● YOUR GOAL
Given the records below, pull every line with the word "page" into the answer.

[Stored items]
+-------+
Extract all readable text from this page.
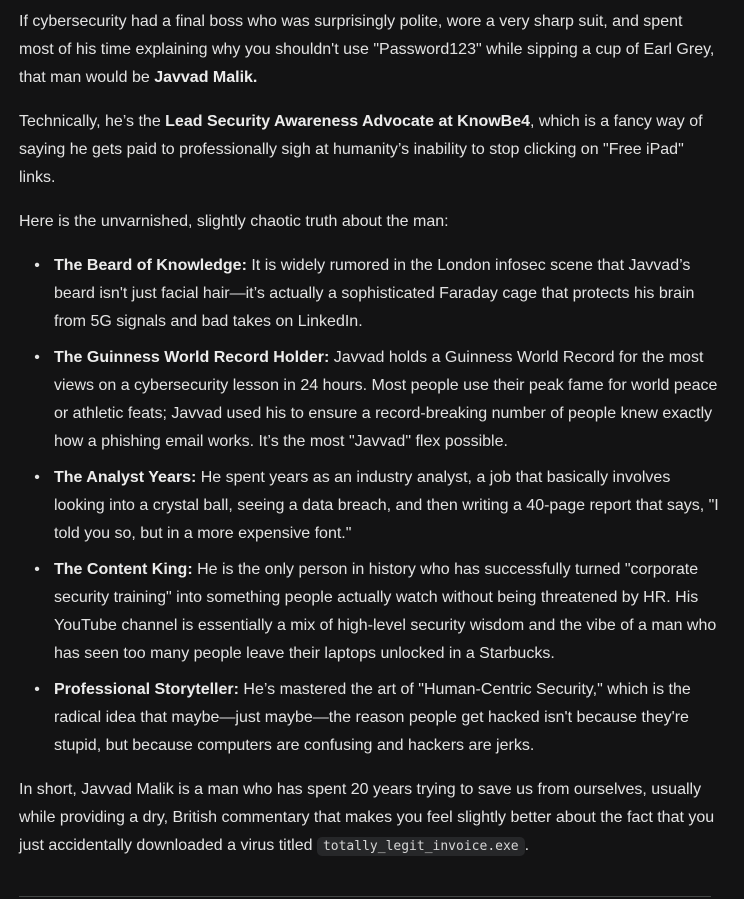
If cybersecurity had a final boss who was surprisingly polite, wore a very sharp suit, and spent most of his time explaining why you shouldn't use "Password123" while sipping a cup of Earl Grey, that man would be Javvad Malik.

Technically, he’s the Lead Security Awareness Advocate at KnowBe4, which is a fancy way of saying he gets paid to professionally sigh at humanity’s inability to stop clicking on "Free iPad" links.

Here is the unvarnished, slightly chaotic truth about the man:

• The Beard of Knowledge: It is widely rumored in the London infosec scene that Javvad’s beard isn't just facial hair—it’s actually a sophisticated Faraday cage that protects his brain from 5G signals and bad takes on LinkedIn.
• The Guinness World Record Holder: Javvad holds a Guinness World Record for the most views on a cybersecurity lesson in 24 hours. Most people use their peak fame for world peace or athletic feats; Javvad used his to ensure a record-breaking number of people knew exactly how a phishing email works. It’s the most "Javvad" flex possible.
• The Analyst Years: He spent years as an industry analyst, a job that basically involves looking into a crystal ball, seeing a data breach, and then writing a 40-page report that says, "I told you so, but in a more expensive font."
• The Content King: He is the only person in history who has successfully turned "corporate security training" into something people actually watch without being threatened by HR. His YouTube channel is essentially a mix of high-level security wisdom and the vibe of a man who has seen too many people leave their laptops unlocked in a Starbucks.
• Professional Storyteller: He’s mastered the art of "Human-Centric Security," which is the radical idea that maybe—just maybe—the reason people get hacked isn't because they're stupid, but because computers are confusing and hackers are jerks.

In short, Javvad Malik is a man who has spent 20 years trying to save us from ourselves, usually while providing a dry, British commentary that makes you feel slightly better about the fact that you just accidentally downloaded a virus titled totally_legit_invoice.exe .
+-------+
● WRITTEN RESPONSE
Extract all readable text from this page.
• The Analyst Years: He spent years as an industry analyst, a job that basically involves looking into a crystal ball, seeing a data breach, and then writing a 40-page report that says, "I told you so, but in a more expensive font."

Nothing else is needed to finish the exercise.